* Short task: Transcribe each record exactly. Include every one.
[Entries shown start]
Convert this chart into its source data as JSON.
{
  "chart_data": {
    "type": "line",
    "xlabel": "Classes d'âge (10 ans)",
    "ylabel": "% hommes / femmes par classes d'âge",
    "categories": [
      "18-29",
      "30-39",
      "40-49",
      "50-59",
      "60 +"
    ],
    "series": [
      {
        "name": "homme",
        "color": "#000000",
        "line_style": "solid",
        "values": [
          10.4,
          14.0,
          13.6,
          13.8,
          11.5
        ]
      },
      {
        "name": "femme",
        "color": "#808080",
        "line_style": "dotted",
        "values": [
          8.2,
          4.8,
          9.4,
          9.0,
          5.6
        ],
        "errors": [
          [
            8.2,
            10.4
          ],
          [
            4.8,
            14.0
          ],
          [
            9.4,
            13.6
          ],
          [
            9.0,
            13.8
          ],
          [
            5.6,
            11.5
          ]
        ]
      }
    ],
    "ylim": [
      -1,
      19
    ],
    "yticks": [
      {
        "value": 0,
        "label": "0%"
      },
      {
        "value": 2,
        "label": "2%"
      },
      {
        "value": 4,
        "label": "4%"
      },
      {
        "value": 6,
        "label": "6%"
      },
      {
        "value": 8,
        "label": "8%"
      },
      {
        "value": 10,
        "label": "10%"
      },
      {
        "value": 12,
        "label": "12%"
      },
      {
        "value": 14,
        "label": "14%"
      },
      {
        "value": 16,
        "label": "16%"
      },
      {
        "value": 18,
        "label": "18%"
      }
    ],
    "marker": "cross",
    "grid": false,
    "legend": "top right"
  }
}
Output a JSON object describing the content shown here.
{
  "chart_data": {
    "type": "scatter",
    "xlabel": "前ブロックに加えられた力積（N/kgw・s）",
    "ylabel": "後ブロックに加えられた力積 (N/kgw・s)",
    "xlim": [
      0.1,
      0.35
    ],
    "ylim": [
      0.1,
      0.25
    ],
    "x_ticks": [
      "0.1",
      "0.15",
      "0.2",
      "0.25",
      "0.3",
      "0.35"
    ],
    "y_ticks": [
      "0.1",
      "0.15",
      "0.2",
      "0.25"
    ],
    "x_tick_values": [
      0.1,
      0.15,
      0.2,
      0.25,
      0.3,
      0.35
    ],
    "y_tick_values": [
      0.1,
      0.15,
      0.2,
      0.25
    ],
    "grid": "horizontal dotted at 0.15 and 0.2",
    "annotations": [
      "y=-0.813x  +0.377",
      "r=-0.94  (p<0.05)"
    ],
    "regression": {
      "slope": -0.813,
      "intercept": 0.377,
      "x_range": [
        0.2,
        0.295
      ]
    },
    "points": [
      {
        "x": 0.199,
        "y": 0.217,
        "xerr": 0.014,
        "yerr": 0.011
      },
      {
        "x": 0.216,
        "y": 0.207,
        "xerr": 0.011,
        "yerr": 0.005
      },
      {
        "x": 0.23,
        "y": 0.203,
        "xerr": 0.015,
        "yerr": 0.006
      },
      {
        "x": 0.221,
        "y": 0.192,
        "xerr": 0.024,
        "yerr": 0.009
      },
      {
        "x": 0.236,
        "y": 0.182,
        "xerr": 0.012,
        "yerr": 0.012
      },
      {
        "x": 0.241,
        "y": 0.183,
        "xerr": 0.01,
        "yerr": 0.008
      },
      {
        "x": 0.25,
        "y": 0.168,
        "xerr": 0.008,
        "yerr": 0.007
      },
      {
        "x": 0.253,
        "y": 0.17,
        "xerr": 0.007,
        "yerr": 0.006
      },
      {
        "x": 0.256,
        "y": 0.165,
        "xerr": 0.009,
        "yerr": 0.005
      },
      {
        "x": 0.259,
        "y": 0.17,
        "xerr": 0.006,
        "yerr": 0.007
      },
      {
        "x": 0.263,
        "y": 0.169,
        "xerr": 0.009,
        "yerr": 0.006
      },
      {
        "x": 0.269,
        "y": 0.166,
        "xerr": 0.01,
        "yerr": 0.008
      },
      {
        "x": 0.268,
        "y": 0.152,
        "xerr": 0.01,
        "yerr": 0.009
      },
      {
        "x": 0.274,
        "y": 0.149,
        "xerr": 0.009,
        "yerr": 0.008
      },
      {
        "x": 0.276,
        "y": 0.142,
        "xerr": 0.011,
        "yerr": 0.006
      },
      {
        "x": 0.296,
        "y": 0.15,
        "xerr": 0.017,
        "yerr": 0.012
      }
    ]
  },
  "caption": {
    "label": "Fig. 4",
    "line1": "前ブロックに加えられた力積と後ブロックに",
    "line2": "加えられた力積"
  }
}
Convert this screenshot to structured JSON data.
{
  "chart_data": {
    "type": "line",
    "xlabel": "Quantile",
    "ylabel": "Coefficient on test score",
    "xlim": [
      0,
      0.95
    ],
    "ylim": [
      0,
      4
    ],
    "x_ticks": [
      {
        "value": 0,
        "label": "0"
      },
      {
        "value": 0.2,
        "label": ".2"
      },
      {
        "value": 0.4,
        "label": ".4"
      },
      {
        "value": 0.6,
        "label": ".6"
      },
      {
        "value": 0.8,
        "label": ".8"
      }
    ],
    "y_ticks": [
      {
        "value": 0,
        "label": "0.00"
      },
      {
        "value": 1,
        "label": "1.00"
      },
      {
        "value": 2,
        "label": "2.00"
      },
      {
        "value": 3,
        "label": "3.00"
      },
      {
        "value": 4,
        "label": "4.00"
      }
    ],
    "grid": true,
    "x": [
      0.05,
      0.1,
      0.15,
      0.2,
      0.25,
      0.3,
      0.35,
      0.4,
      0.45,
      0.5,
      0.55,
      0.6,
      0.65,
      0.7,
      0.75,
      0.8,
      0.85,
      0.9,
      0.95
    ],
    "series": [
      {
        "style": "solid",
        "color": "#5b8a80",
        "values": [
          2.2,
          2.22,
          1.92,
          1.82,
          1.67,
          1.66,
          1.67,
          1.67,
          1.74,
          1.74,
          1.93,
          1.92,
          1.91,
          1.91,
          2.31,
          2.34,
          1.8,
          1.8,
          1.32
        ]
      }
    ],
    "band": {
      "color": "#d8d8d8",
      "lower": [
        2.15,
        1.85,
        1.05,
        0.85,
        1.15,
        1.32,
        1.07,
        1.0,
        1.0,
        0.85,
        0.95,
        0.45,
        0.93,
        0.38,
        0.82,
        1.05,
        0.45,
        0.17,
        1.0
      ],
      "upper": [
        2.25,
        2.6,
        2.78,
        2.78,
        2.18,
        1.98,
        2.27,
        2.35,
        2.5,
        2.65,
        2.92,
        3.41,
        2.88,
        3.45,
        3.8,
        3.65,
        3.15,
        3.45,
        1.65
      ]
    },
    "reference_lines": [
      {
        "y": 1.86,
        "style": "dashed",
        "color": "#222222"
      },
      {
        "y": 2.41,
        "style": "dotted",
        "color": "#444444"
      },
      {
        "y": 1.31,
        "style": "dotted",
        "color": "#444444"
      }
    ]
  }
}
[Entries shown end]
* Task answer:
Convert this chart into its source data as JSON.
{
  "chart_data": {
    "type": "line",
    "xlabel": "Classes d'âge (10 ans)",
    "ylabel": "% hommes / femmes par classes d'âge",
    "categories": [
      "18-29",
      "30-39",
      "40-49",
      "50-59",
      "60 +"
    ],
    "series": [
      {
        "name": "homme",
        "color": "#000000",
        "line_style": "solid",
        "values": [
          10.4,
          14.0,
          13.6,
          13.8,
          11.5
        ]
      },
      {
        "name": "femme",
        "color": "#808080",
        "line_style": "dotted",
        "values": [
          8.2,
          4.8,
          9.4,
          9.0,
          5.6
        ],
        "errors": [
          [
            8.2,
            10.4
          ],
          [
            4.8,
            14.0
          ],
          [
            9.4,
            13.6
          ],
          [
            9.0,
            13.8
          ],
          [
            5.6,
            11.5
          ]
        ]
      }
    ],
    "ylim": [
      -1,
      19
    ],
    "yticks": [
      {
        "value": 0,
        "label": "0%"
      },
      {
        "value": 2,
        "label": "2%"
      },
      {
        "value": 4,
        "label": "4%"
      },
      {
        "value": 6,
        "label": "6%"
      },
      {
        "value": 8,
        "label": "8%"
      },
      {
        "value": 10,
        "label": "10%"
      },
      {
        "value": 12,
        "label": "12%"
      },
      {
        "value": 14,
        "label": "14%"
      },
      {
        "value": 16,
        "label": "16%"
      },
      {
        "value": 18,
        "label": "18%"
      }
    ],
    "marker": "cross",
    "grid": false,
    "legend": "top right"
  }
}
Output a JSON object describing the content shown here.
{
  "chart_data": {
    "type": "scatter",
    "xlabel": "前ブロックに加えられた力積（N/kgw・s）",
    "ylabel": "後ブロックに加えられた力積 (N/kgw・s)",
    "xlim": [
      0.1,
      0.35
    ],
    "ylim": [
      0.1,
      0.25
    ],
    "x_ticks": [
      "0.1",
      "0.15",
      "0.2",
      "0.25",
      "0.3",
      "0.35"
    ],
    "y_ticks": [
      "0.1",
      "0.15",
      "0.2",
      "0.25"
    ],
    "x_tick_values": [
      0.1,
      0.15,
      0.2,
      0.25,
      0.3,
      0.35
    ],
    "y_tick_values": [
      0.1,
      0.15,
      0.2,
      0.25
    ],
    "grid": "horizontal dotted at 0.15 and 0.2",
    "annotations": [
      "y=-0.813x  +0.377",
      "r=-0.94  (p<0.05)"
    ],
    "regression": {
      "slope": -0.813,
      "intercept": 0.377,
      "x_range": [
        0.2,
        0.295
      ]
    },
    "points": [
      {
        "x": 0.199,
        "y": 0.217,
        "xerr": 0.014,
        "yerr": 0.011
      },
      {
        "x": 0.216,
        "y": 0.207,
        "xerr": 0.011,
        "yerr": 0.005
      },
      {
        "x": 0.23,
        "y": 0.203,
        "xerr": 0.015,
        "yerr": 0.006
      },
      {
        "x": 0.221,
        "y": 0.192,
        "xerr": 0.024,
        "yerr": 0.009
      },
      {
        "x": 0.236,
        "y": 0.182,
        "xerr": 0.012,
        "yerr": 0.012
      },
      {
        "x": 0.241,
        "y": 0.183,
        "xerr": 0.01,
        "yerr": 0.008
      },
      {
        "x": 0.25,
        "y": 0.168,
        "xerr": 0.008,
        "yerr": 0.007
      },
      {
        "x": 0.253,
        "y": 0.17,
        "xerr": 0.007,
        "yerr": 0.006
      },
      {
        "x": 0.256,
        "y": 0.165,
        "xerr": 0.009,
        "yerr": 0.005
      },
      {
        "x": 0.259,
        "y": 0.17,
        "xerr": 0.006,
        "yerr": 0.007
      },
      {
        "x": 0.263,
        "y": 0.169,
        "xerr": 0.009,
        "yerr": 0.006
      },
      {
        "x": 0.269,
        "y": 0.166,
        "xerr": 0.01,
        "yerr": 0.008
      },
      {
        "x": 0.268,
        "y": 0.152,
        "xerr": 0.01,
        "yerr": 0.009
      },
      {
        "x": 0.274,
        "y": 0.149,
        "xerr": 0.009,
        "yerr": 0.008
      },
      {
        "x": 0.276,
        "y": 0.142,
        "xerr": 0.011,
        "yerr": 0.006
      },
      {
        "x": 0.296,
        "y": 0.15,
        "xerr": 0.017,
        "yerr": 0.012
      }
    ]
  },
  "caption": {
    "label": "Fig. 4",
    "line1": "前ブロックに加えられた力積と後ブロックに",
    "line2": "加えられた力積"
  }
}
Convert this screenshot to structured JSON data.
{
  "chart_data": {
    "type": "line",
    "xlabel": "Quantile",
    "ylabel": "Coefficient on test score",
    "xlim": [
      0,
      0.95
    ],
    "ylim": [
      0,
      4
    ],
    "x_ticks": [
      {
        "value": 0,
        "label": "0"
      },
      {
        "value": 0.2,
        "label": ".2"
      },
      {
        "value": 0.4,
        "label": ".4"
      },
      {
        "value": 0.6,
        "label": ".6"
      },
      {
        "value": 0.8,
        "label": ".8"
      }
    ],
    "y_ticks": [
      {
        "value": 0,
        "label": "0.00"
      },
      {
        "value": 1,
        "label": "1.00"
      },
      {
        "value": 2,
        "label": "2.00"
      },
      {
        "value": 3,
        "label": "3.00"
      },
      {
        "value": 4,
        "label": "4.00"
      }
    ],
    "grid": true,
    "x": [
      0.05,
      0.1,
      0.15,
      0.2,
      0.25,
      0.3,
      0.35,
      0.4,
      0.45,
      0.5,
      0.55,
      0.6,
      0.65,
      0.7,
      0.75,
      0.8,
      0.85,
      0.9,
      0.95
    ],
    "series": [
      {
        "style": "solid",
        "color": "#5b8a80",
        "values": [
          2.2,
          2.22,
          1.92,
          1.82,
          1.67,
          1.66,
          1.67,
          1.67,
          1.74,
          1.74,
          1.93,
          1.92,
          1.91,
          1.91,
          2.31,
          2.34,
          1.8,
          1.8,
          1.32
        ]
      }
    ],
    "band": {
      "color": "#d8d8d8",
      "lower": [
        2.15,
        1.85,
        1.05,
        0.85,
        1.15,
        1.32,
        1.07,
        1.0,
        1.0,
        0.85,
        0.95,
        0.45,
        0.93,
        0.38,
        0.82,
        1.05,
        0.45,
        0.17,
        1.0
      ],
      "upper": [
        2.25,
        2.6,
        2.78,
        2.78,
        2.18,
        1.98,
        2.27,
        2.35,
        2.5,
        2.65,
        2.92,
        3.41,
        2.88,
        3.45,
        3.8,
        3.65,
        3.15,
        3.45,
        1.65
      ]
    },
    "reference_lines": [
      {
        "y": 1.86,
        "style": "dashed",
        "color": "#222222"
      },
      {
        "y": 2.41,
        "style": "dotted",
        "color": "#444444"
      },
      {
        "y": 1.31,
        "style": "dotted",
        "color": "#444444"
      }
    ]
  }
}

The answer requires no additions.